* _REQUIREMENT_:
From the listing below, extract each entry exactly as written, minus the images.

## begin

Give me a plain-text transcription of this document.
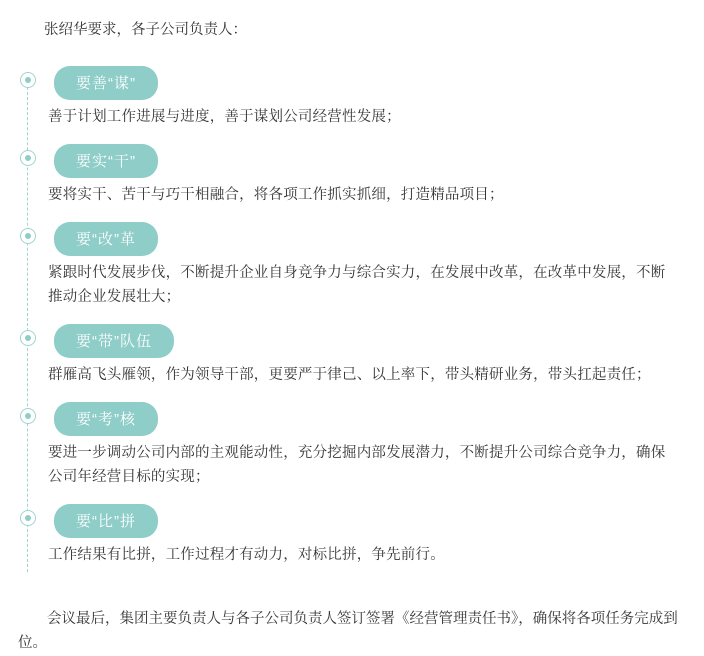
张绍华要求，各子公司负责人：

要善“谋”
善于计划工作进展与进度，善于谋划公司经营性发展；
要实“干”
要将实干、苦干与巧干相融合，将各项工作抓实抓细，打造精品项目；
要“改”革
紧跟时代发展步伐，不断提升企业自身竞争力与综合实力，在发展中改革，在改革中发展，不断推动企业发展壮大；
要“带”队伍
群雁高飞头雁领，作为领导干部，更要严于律己、以上率下，带头精研业务，带头扛起责任；
要“考”核
要进一步调动公司内部的主观能动性，充分挖掘内部发展潜力，不断提升公司综合竞争力，确保公司年经营目标的实现；
要“比”拼
工作结果有比拼，工作过程才有动力，对标比拼，争先前行。

会议最后，集团主要负责人与各子公司负责人签订签署《经营管理责任书》，确保将各项任务完成到位。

## end

* _SOLUTION TO THIS EXERCISE_:
Give me a plain-text transcription of this document.
张绍华要求，各子公司负责人：

要善“谋”
善于计划工作进展与进度，善于谋划公司经营性发展；
要实“干”
要将实干、苦干与巧干相融合，将各项工作抓实抓细，打造精品项目；
要“改”革
紧跟时代发展步伐，不断提升企业自身竞争力与综合实力，在发展中改革，在改革中发展，不断推动企业发展壮大；
要“带”队伍
群雁高飞头雁领，作为领导干部，更要严于律己、以上率下，带头精研业务，带头扛起责任；
要“考”核
要进一步调动公司内部的主观能动性，充分挖掘内部发展潜力，不断提升公司综合竞争力，确保公司年经营目标的实现；
要“比”拼
工作结果有比拼，工作过程才有动力，对标比拼，争先前行。

会议最后，集团主要负责人与各子公司负责人签订签署《经营管理责任书》，确保将各项任务完成到位。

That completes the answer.